> [PROMPT]
Output every record word for word.

> [INFORMATION GIVEN]
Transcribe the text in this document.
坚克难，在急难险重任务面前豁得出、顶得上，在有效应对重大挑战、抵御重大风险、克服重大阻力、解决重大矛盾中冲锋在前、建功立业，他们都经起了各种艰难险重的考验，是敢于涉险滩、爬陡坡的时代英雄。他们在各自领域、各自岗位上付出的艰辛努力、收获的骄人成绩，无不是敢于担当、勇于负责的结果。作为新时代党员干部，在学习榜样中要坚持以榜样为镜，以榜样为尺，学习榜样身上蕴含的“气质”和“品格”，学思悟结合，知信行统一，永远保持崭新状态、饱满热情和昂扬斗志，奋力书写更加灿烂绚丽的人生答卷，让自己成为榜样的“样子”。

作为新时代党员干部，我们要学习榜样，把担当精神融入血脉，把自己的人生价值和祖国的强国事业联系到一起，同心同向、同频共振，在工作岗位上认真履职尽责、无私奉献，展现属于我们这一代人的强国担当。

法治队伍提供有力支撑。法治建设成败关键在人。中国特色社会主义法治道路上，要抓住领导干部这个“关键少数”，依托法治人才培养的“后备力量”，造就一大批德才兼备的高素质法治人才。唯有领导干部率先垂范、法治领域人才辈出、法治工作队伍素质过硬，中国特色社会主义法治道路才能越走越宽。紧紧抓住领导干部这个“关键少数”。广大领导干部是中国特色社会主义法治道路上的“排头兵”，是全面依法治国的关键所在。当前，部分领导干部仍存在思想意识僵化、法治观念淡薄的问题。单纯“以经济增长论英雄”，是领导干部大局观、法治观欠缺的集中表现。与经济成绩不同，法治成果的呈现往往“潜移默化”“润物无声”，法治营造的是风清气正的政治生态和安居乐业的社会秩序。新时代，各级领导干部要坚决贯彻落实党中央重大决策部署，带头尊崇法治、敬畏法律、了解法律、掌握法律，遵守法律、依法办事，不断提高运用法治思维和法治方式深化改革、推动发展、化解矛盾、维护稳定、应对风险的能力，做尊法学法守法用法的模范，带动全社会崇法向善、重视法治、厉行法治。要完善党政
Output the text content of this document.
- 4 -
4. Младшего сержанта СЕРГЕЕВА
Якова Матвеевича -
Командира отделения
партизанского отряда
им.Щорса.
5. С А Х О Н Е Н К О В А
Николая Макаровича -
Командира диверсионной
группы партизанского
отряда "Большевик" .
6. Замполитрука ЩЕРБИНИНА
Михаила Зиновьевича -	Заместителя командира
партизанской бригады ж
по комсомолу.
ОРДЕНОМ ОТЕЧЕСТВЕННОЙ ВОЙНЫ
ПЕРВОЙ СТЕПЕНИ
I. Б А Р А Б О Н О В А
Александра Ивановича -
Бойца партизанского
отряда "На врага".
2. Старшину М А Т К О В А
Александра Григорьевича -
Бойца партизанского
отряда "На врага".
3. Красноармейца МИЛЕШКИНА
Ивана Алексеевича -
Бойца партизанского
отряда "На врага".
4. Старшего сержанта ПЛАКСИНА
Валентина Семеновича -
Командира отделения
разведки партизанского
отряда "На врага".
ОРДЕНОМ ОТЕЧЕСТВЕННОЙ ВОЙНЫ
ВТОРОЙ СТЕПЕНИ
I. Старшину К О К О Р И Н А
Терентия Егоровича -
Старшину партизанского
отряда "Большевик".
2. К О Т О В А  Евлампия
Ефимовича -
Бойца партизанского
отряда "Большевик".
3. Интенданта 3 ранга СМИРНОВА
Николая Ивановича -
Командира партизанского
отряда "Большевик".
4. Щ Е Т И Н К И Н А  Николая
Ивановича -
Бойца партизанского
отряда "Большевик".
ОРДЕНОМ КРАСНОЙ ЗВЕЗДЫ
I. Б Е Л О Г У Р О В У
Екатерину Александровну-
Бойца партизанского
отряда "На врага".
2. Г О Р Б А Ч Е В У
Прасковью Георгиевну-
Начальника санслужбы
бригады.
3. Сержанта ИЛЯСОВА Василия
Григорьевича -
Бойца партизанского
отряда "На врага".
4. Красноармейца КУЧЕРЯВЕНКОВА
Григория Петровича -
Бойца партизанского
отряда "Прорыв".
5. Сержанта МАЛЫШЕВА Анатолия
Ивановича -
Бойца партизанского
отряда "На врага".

> [EXERCISE RESPONSE]
Transcribe the text in this document.
坚克难，在急难险重任务面前豁得出、顶得上，在有效应对重大挑战、抵御重大风险、克服重大阻力、解决重大矛盾中冲锋在前、建功立业，他们都经起了各种艰难险重的考验，是敢于涉险滩、爬陡坡的时代英雄。他们在各自领域、各自岗位上付出的艰辛努力、收获的骄人成绩，无不是敢于担当、勇于负责的结果。作为新时代党员干部，在学习榜样中要坚持以榜样为镜，以榜样为尺，学习榜样身上蕴含的“气质”和“品格”，学思悟结合，知信行统一，永远保持崭新状态、饱满热情和昂扬斗志，奋力书写更加灿烂绚丽的人生答卷，让自己成为榜样的“样子”。

作为新时代党员干部，我们要学习榜样，把担当精神融入血脉，把自己的人生价值和祖国的强国事业联系到一起，同心同向、同频共振，在工作岗位上认真履职尽责、无私奉献，展现属于我们这一代人的强国担当。

法治队伍提供有力支撑。法治建设成败关键在人。中国特色社会主义法治道路上，要抓住领导干部这个“关键少数”，依托法治人才培养的“后备力量”，造就一大批德才兼备的高素质法治人才。唯有领导干部率先垂范、法治领域人才辈出、法治工作队伍素质过硬，中国特色社会主义法治道路才能越走越宽。紧紧抓住领导干部这个“关键少数”。广大领导干部是中国特色社会主义法治道路上的“排头兵”，是全面依法治国的关键所在。当前，部分领导干部仍存在思想意识僵化、法治观念淡薄的问题。单纯“以经济增长论英雄”，是领导干部大局观、法治观欠缺的集中表现。与经济成绩不同，法治成果的呈现往往“潜移默化”“润物无声”，法治营造的是风清气正的政治生态和安居乐业的社会秩序。新时代，各级领导干部要坚决贯彻落实党中央重大决策部署，带头尊崇法治、敬畏法律、了解法律、掌握法律，遵守法律、依法办事，不断提高运用法治思维和法治方式深化改革、推动发展、化解矛盾、维护稳定、应对风险的能力，做尊法学法守法用法的模范，带动全社会崇法向善、重视法治、厉行法治。要完善党政
Output the text content of this document.
- 4 -
4. Младшего сержанта СЕРГЕЕВА
Якова Матвеевича -
Командира отделения
партизанского отряда
им.Щорса.
5. С А Х О Н Е Н К О В А
Николая Макаровича -
Командира диверсионной
группы партизанского
отряда "Большевик" .
6. Замполитрука ЩЕРБИНИНА
Михаила Зиновьевича -	Заместителя командира
партизанской бригады ж
по комсомолу.
ОРДЕНОМ ОТЕЧЕСТВЕННОЙ ВОЙНЫ
ПЕРВОЙ СТЕПЕНИ
I. Б А Р А Б О Н О В А
Александра Ивановича -
Бойца партизанского
отряда "На врага".
2. Старшину М А Т К О В А
Александра Григорьевича -
Бойца партизанского
отряда "На врага".
3. Красноармейца МИЛЕШКИНА
Ивана Алексеевича -
Бойца партизанского
отряда "На врага".
4. Старшего сержанта ПЛАКСИНА
Валентина Семеновича -
Командира отделения
разведки партизанского
отряда "На врага".
ОРДЕНОМ ОТЕЧЕСТВЕННОЙ ВОЙНЫ
ВТОРОЙ СТЕПЕНИ
I. Старшину К О К О Р И Н А
Терентия Егоровича -
Старшину партизанского
отряда "Большевик".
2. К О Т О В А  Евлампия
Ефимовича -
Бойца партизанского
отряда "Большевик".
3. Интенданта 3 ранга СМИРНОВА
Николая Ивановича -
Командира партизанского
отряда "Большевик".
4. Щ Е Т И Н К И Н А  Николая
Ивановича -
Бойца партизанского
отряда "Большевик".
ОРДЕНОМ КРАСНОЙ ЗВЕЗДЫ
I. Б Е Л О Г У Р О В У
Екатерину Александровну-
Бойца партизанского
отряда "На врага".
2. Г О Р Б А Ч Е В У
Прасковью Георгиевну-
Начальника санслужбы
бригады.
3. Сержанта ИЛЯСОВА Василия
Григорьевича -
Бойца партизанского
отряда "На врага".
4. Красноармейца КУЧЕРЯВЕНКОВА
Григория Петровича -
Бойца партизанского
отряда "Прорыв".
5. Сержанта МАЛЫШЕВА Анатолия
Ивановича -
Бойца партизанского
отряда "На врага".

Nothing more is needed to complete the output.